TASK GOAL:
Pull every line of the entries that has the word "stops".
────────
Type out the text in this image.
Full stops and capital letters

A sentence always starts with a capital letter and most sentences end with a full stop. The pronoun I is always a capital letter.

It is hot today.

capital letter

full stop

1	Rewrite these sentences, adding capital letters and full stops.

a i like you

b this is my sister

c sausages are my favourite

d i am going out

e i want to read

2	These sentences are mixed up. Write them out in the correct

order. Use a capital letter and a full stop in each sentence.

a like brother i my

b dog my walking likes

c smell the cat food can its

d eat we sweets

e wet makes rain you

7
────────
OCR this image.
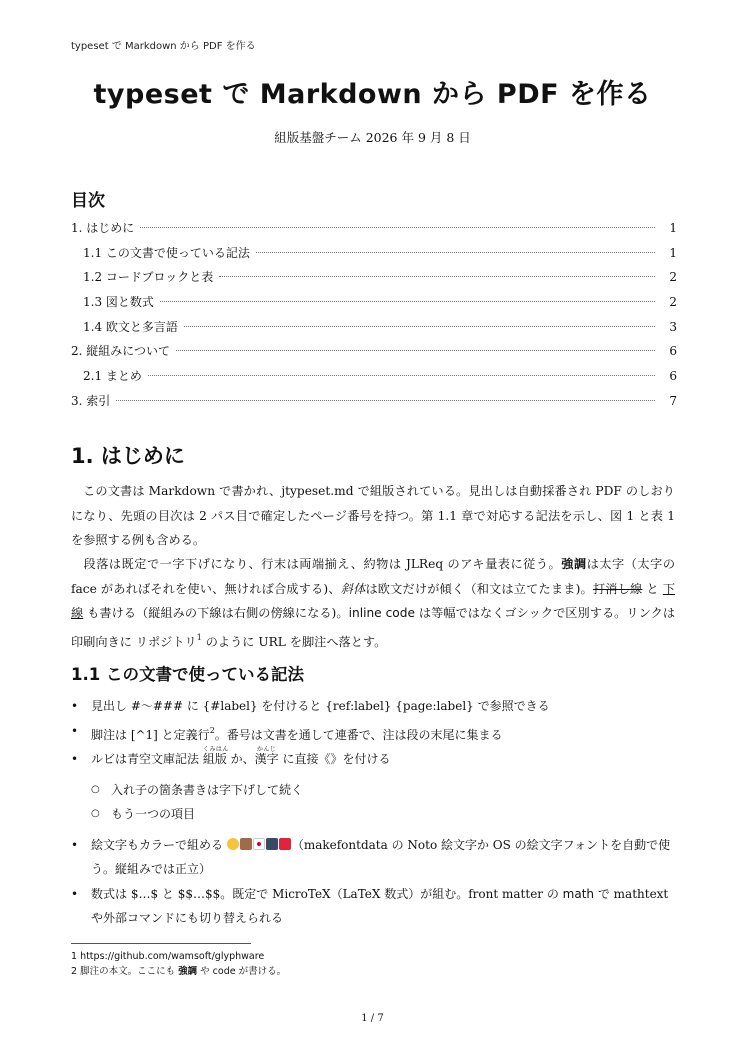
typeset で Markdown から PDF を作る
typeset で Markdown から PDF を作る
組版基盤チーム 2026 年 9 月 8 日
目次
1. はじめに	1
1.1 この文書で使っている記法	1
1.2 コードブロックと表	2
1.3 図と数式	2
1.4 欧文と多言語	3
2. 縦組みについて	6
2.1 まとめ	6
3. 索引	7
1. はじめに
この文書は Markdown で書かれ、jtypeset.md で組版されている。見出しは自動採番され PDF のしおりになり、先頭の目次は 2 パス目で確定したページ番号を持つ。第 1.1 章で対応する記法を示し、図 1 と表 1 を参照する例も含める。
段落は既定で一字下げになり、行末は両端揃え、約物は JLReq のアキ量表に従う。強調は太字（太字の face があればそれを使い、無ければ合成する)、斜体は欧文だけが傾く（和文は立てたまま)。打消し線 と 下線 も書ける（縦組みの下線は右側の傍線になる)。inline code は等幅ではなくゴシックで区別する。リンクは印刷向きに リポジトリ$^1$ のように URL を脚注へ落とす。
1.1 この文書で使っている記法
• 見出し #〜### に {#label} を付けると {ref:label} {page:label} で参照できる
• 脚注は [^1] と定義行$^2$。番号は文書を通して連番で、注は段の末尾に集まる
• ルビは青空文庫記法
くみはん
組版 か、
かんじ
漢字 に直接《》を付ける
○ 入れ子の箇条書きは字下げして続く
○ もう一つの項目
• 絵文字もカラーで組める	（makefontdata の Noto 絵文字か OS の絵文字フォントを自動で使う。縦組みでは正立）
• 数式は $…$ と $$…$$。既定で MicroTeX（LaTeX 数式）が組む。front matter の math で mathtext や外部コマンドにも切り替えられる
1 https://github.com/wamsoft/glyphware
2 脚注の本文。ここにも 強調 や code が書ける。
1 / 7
────────
WORKED SOLUTION:
Full stops and capital letters
1	Rewrite these sentences, adding capital letters and full stops.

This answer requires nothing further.